━━━━━ Document text
Unnamed: 0,ID,address,Name,Employees
0,1,3666 21st St San Francisco CA 94114 USA,Madeira,8
1,2,735 Dolores St San Francisco CA 94119 USA,Bready Shop,15
2,3,332 Hill St San Francisco California 94114 USA,Super River,25
3,4,3995 23rd St San Francisco CA 94114 USA,Ben's Shop,10
4,5,1056 Sanchez St San Francisco California USA,Sanchez,12
5,6,551 Alvarado St San Francisco CA 94114 USA,Richvalley,20


In [25]:
df2.columns

Index(['ID', 'address', 'Name', 'Employees'], dtype='object')

To rename a column in a dataframe, can use the .rename function and pass a dictionary containing the old and new names of the columns to be changed.
*Should* be able to iterate over the original list of column names to find 'address' in there, check if it's in title / lower case format and then switch it to the required variant.
OR
have the lat / lon population functions duplicated to work for both variants, but just use whichever one is required for the current file format.

In [27]:
df2.columns[1]

'address'

In [28]:
df1.columns[1]

'Address'

In [29]:
for c in df2.columns:
    print(c)

ID
address
Name
Employees


In [30]:
for c in df2.columns:
    if c == "address":
        df2.rename(columns={"address" : "Address"}, inplace=True)
df2

Unnamed: 0,ID,Address,Name,Employees
0,1,3666 21st St San Francisco CA 94114 USA,Madeira,8
1,2,735 Dolores St San Francisco CA 94119 USA,Bready Shop,15
2,3,332 Hill St San Francisco California 94114 USA,Super River,25
3,4,3995 23rd St San Francisco CA 94114 USA,Ben's Shop,10
4,5,1056 Sanchez St San Francisco California USA,Sanchez,12
5,6,551 Alvarado St San Francisco CA 94114 USA,Richvalley,20


This looks to be a simple way of accounting for and changing "address" to "Address" as a column header. It's likely not the most elegant solution, but it works.

In [36]:
def add_check(frame):
    count = 1
    for c in frame.columns:
            if c == "address":
                frame.rename(columns={"address" : "Address"}, inplace=True)
                action = "Renamed address to Address"
                results(action)
            elif c == "Address":
                action = "No action required"
                results(action)
            else:
                if count == len(frame.columns):
                    action = "Please ensure you have a column titled 'Address' or 'address' in your upload file."
                    results(action)
            count += 1

def results(action):
    print(action)

This needs updating to include a flag to show when the address and Address rules have been tripped on a dataframe. These flags (this flag?) can then be checked when the final 'else' condition is met.

In [37]:
dft1=pandas.read_csv("supermarkets v1.csv")
dft2=pandas.read_csv("supermarkets v2.csv")
dft3=pandas.read_csv("supermarkets fail test.csv")

In [38]:
add_check(dft1)
add_check(dft2)
add_check(dft3)

No action required
Please ensure you have a column titled 'Address' or 'address' in your upload file.
━━━━━━━━━━
━━━━━ Given entries
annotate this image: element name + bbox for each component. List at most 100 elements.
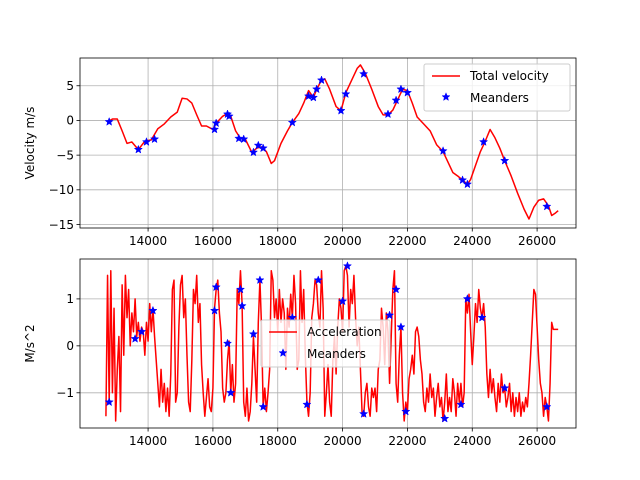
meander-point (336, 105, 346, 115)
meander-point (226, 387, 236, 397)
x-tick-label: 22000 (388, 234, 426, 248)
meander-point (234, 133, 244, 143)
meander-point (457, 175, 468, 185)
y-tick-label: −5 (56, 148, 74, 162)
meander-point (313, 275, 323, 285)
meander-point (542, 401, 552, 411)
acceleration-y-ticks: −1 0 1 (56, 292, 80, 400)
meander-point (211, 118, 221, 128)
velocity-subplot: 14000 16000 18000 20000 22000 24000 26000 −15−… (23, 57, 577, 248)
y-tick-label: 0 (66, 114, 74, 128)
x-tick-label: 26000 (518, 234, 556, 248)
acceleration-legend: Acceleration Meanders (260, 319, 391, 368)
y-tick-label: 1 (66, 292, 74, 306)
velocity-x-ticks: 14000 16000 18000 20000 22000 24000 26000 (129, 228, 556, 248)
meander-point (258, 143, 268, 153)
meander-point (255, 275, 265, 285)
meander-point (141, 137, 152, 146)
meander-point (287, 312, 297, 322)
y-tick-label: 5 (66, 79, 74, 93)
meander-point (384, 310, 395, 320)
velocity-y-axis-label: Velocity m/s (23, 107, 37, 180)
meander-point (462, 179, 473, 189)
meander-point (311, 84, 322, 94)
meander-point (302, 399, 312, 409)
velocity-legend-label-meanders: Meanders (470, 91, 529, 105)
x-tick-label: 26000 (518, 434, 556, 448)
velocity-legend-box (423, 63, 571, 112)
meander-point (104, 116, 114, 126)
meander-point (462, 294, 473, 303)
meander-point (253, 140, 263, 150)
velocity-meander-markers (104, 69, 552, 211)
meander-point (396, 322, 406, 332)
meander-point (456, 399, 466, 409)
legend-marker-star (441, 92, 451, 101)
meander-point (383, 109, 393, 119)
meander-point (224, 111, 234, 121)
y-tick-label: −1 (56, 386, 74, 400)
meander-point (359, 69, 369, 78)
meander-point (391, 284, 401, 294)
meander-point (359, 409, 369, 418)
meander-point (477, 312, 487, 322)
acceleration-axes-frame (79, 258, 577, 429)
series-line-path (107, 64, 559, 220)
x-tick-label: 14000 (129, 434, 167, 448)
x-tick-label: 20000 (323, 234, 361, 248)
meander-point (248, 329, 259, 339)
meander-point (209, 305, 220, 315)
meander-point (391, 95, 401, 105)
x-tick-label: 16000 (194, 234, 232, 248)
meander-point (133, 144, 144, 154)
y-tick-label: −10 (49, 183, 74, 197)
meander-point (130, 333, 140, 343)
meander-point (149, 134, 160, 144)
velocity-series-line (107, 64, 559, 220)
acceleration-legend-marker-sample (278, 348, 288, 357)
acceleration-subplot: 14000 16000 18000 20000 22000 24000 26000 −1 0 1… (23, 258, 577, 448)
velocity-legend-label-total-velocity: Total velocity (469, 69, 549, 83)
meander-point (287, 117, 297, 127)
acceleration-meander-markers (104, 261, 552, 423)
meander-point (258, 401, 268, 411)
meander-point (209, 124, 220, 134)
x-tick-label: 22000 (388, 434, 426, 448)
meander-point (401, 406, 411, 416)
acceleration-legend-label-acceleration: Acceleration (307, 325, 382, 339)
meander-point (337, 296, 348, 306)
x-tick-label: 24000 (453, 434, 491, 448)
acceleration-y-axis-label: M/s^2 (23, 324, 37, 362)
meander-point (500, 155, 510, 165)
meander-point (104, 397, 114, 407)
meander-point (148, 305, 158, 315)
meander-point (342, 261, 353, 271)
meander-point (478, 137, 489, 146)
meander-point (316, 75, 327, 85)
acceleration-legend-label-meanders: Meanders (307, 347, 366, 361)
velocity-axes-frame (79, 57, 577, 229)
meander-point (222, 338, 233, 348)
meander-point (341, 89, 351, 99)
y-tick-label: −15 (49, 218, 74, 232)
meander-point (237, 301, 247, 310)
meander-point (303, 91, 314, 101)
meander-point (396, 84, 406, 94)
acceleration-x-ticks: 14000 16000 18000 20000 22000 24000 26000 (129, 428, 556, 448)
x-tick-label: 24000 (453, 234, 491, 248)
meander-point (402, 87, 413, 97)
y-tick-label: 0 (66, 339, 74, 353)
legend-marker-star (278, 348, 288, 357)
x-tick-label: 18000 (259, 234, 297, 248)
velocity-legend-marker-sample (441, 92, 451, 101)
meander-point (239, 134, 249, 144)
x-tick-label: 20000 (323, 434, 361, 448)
━━━━━━━━━━
> **Tasks**
(a) List each business name in the Name column of the data in the pandas notebook excerpt.
(b) Transcribe the pandas notebook excerpt, starting at "This looks to" and ending at "but it works.".
The records have no part in this work.

> **Results by task**
(a) Madeira, Bready Shop, Super River, Ben's Shop, Sanchez, Richvalley

(b)
This looks to be a simple way of accounting for and changing "address" to "Address" as a column header. It's likely not the most elegant solution, but it works.